• **TRECHO DO DOCUMENTO**:

Num sintoma do momento político, não se questiona a natureza de suas acusações nem se pergunta se o melhor local para um julgamento onde as liberdades civis estão em jogo é um tribunal militar – onde a questão disciplinar irá sobrepor-se sobre qualquer outra consideração.
Na perseguição a Assange, não falta sequer uma anedota pessoal, como ocorreu com Ellsberg. No caso, é uma obscura acusação de estupro feita na Suécia.
No mundo de Ellsberg um “traidor” saiu livre do tribunal.
Herbert Marcuse, um dos mestres da contestação nos tempos de Ellsberg, fez uma crítica conhecida da sociedade contemporânea. Dizia que ela criava o homem unidimensional, aquele que não convivia com contradições nem conflitos, enxergando a realidade a partir de suas aparências e mistificações. Marcuse era uma ótima leitura nos anos 1960, mas é curioso imaginar o que poderia ter escrito sobre o mundo de hoje.
Manning, Assange e Snowden não são personagens fora de lugar. São rebeldes num mundo conformista, onde a democracia costuma ser posta à prova com frequência surpreendente pelo governo norte-americano.
A perseguição implacável aos responsáveis pelo vazamento do Wikileaks e pela reportagem que denunciou o tamanho da espionagem mundial dos EUA fazem parte da mesma máquina que produziu e protege Guantánamo, onde cidadãos acusados de terrorismo foram sequestrados e torturados e já passaram mais de dez anos na prisão.

• **DADOS FORNECIDOS**:
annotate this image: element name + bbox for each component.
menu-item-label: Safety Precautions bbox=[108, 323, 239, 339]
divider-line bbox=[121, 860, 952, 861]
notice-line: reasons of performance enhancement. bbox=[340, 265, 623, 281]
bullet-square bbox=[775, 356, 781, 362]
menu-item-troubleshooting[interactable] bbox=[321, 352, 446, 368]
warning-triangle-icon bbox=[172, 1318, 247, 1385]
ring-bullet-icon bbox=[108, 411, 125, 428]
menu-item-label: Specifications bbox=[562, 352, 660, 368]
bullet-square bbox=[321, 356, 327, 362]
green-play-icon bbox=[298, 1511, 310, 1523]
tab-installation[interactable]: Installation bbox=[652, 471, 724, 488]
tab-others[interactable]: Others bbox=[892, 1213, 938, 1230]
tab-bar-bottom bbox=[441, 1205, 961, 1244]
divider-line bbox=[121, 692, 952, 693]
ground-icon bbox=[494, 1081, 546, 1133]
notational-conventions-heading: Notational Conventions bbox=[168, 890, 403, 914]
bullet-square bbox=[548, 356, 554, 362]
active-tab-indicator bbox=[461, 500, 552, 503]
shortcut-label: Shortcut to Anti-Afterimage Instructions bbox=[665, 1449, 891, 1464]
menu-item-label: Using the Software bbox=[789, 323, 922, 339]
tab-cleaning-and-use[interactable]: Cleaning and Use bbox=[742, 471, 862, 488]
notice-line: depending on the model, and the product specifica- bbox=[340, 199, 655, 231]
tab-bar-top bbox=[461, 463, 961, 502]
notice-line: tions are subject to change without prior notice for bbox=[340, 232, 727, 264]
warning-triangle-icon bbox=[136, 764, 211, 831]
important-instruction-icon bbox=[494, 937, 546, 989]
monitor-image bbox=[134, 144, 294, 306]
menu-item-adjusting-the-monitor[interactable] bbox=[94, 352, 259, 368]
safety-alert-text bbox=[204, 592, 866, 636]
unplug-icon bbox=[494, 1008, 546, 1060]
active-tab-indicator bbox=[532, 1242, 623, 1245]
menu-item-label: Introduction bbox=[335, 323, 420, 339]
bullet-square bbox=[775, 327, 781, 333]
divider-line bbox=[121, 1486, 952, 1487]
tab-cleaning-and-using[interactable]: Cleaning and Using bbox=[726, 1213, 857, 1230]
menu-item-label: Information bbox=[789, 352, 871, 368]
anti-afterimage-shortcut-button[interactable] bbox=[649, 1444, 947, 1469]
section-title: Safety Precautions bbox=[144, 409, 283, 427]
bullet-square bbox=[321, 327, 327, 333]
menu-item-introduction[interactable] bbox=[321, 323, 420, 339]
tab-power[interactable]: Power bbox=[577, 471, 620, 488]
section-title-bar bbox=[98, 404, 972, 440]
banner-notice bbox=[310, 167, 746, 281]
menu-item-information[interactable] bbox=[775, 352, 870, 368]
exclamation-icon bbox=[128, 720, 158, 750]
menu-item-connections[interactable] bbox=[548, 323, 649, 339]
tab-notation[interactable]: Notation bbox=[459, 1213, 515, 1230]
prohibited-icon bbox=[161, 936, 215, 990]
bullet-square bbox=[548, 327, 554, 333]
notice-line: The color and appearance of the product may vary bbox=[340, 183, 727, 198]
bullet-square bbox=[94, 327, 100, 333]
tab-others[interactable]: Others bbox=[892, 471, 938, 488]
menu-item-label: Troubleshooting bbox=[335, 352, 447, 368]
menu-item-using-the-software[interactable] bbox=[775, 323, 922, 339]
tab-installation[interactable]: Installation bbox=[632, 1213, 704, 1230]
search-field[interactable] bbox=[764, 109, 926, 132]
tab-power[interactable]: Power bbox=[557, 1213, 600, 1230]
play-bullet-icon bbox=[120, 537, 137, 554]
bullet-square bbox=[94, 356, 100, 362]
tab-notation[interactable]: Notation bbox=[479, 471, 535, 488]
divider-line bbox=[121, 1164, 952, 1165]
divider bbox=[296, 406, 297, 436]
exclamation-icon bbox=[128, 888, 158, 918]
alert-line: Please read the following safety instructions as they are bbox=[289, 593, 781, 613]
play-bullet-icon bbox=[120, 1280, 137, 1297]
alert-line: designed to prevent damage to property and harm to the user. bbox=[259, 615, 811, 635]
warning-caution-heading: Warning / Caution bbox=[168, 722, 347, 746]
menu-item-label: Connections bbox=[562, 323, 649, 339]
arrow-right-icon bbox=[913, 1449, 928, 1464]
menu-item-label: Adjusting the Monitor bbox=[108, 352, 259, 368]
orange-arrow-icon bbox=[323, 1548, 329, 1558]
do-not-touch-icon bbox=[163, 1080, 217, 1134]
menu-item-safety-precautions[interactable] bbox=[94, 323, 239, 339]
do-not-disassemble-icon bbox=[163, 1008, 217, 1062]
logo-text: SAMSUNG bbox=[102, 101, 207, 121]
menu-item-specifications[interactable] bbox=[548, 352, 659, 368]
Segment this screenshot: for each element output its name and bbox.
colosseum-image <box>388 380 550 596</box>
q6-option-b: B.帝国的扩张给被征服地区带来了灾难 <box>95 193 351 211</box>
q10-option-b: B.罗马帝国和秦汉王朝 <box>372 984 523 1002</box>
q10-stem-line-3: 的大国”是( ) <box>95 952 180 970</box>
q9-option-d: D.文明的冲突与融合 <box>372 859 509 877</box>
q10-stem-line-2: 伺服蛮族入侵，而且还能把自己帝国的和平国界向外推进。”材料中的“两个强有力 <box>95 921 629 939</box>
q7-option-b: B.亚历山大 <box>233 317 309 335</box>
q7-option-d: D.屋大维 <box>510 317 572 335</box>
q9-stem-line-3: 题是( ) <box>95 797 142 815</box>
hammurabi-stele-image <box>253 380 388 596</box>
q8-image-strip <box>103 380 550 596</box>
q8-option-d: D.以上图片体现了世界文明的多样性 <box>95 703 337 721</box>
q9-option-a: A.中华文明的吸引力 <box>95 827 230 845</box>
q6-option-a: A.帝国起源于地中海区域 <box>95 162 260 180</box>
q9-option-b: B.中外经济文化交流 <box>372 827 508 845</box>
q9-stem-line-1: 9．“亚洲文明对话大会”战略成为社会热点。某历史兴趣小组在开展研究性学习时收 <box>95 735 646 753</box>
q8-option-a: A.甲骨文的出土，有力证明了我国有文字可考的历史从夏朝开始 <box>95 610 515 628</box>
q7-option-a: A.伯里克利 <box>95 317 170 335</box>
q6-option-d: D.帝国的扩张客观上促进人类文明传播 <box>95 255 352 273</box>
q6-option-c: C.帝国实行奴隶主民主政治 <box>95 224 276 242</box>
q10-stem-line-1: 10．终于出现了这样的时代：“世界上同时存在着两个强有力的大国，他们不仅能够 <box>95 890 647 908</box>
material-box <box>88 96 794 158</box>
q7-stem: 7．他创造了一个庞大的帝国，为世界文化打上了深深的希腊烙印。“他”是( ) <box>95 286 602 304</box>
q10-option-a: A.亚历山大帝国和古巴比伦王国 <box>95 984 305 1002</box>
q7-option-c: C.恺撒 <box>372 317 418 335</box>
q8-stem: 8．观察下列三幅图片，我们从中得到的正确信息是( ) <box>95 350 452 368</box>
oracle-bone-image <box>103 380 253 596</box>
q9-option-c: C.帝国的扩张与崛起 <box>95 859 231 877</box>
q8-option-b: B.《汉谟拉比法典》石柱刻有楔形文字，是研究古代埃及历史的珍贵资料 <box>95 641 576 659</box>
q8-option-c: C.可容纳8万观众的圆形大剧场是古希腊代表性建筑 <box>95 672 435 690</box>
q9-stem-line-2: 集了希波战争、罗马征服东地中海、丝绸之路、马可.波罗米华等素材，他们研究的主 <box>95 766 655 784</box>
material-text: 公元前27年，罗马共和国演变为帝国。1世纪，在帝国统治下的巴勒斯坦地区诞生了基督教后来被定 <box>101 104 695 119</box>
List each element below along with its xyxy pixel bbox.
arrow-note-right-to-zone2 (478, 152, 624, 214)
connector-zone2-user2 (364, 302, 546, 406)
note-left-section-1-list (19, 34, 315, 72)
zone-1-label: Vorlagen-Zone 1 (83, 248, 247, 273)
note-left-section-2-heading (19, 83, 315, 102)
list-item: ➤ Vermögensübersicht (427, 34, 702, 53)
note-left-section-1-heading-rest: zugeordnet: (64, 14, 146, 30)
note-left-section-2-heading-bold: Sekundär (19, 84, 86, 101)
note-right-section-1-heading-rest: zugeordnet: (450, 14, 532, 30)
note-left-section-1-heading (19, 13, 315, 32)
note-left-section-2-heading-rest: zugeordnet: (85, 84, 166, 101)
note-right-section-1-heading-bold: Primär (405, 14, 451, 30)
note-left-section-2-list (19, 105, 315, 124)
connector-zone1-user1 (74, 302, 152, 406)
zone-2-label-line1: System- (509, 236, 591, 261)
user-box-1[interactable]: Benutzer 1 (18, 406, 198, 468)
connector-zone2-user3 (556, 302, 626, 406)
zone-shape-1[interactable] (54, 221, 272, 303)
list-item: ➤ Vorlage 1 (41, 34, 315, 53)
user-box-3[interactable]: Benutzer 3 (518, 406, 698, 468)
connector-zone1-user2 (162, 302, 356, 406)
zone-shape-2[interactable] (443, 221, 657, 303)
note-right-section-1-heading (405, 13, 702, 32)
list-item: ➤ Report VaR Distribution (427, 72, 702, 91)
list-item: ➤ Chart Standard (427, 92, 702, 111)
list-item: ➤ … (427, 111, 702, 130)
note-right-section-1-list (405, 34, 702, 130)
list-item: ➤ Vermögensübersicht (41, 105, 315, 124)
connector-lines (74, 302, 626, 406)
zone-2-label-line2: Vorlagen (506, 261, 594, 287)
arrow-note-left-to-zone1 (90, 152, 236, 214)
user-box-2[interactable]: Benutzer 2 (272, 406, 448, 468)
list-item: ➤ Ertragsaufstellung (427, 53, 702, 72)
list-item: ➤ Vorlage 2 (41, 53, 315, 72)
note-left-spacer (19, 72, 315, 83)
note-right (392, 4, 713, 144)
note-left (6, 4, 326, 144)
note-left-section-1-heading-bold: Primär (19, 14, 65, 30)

• **TAREFAS A REALIZAR**:
- A) Transcreva do texto sobre a perseguição a Manning, Assange e Snowden a passagem que começa em "Manning, Assange e" e termina em "anos na prisão.".
- B) Dê seguimento ao texto sobre a perseguição a Manning, Assange e Snowden a partir do ponto em que ele termina.

• **RESPOSTAS POR TAREFA**:
- A)
Manning, Assange e Snowden não são personagens fora de lugar. São rebeldes num mundo conformista, onde a democracia costuma ser posta à prova com frequência surpreendente pelo governo norte-americano.
A perseguição implacável aos responsáveis pelo vazamento do Wikileaks e pela reportagem que denunciou o tamanho da espionagem mundial dos EUA fazem parte da mesma máquina que produziu e protege Guantánamo, onde cidadãos acusados de terrorismo foram sequestrados e torturados e já passaram mais de dez anos na prisão.

- B)
Como não há provas substanciais contra eles além de inaceitáveis declarações prestadas sob tortura, que a decência impede que sejam chamadas de “confissões“, palavra que tem o pressuposto de terem como base a verdade, a única atitude razoável seria mandar todos para casa após tanto tempo.
Como ocorria no Vietnã, falta coragem – e força política – para enfrentar os erros e contradições do império.
Não é pura coincidência que pelo menos um personagem tenha frequentado esses dois momentos.
A abertura dos arquivos das operações contra Ellsberg revelou que nos bastidores do governo Nixon já atuava um assessor presidencial chamado Donald Rumsfeld. Quatro décadas depois, como secretário de Defesa de George W. Bush, Rumsfeld foi denunciado pela liberação da tortura como método de investigação militar depois do 11 de setembro.
O personagem do momento é Barack Obama, que oferece uma nova prova de melancólica fraqueza política para dar um mínimo de coerência entre palavras e atos. Como Marcuse poderia ter dito, o homem unidimensional atingiu um nível absoluto no governo Obama.
Suas decisões e gestos são movimentos de uma máquina implacável, que avança sobre direitos que se pensava sagrados e devora conquistas de valor histórico.
O desrespeito às liberdades individuais e privacidade de milhões de pessoas mostra uma postura sem freios nem pudores para defender aquilo que a Casa Branca considera seus interesses.
Imagine o destino reservado a quem pretender confrontá-los, não é mesmo?
A própria sociedade americana mudou. Há 40 anos, houve uma reação de solidariedade a favor de Ellsberg. Com o New York Times sob censura, o Washington Post, que havia tomado o furo, passou a divulgar os papéis do Pentágono, oferecidos pelo mesmo Ellsberg. E agora?
Pouco a pouco, muitas publicações que divulgaram os textos do Wikileaks preferiram tomar distância de Julian Assange.
O julgamento de Bradley Manning ocorre em ambiente de segredo, e isso não gera grande emoção dentro ou fora dos Estados Unidos. Edward Snowden já é descrito como “delator” pelos meios de comunicação – palavra que envolve um juízo negativo e aponta para a criminalização de um gesto político.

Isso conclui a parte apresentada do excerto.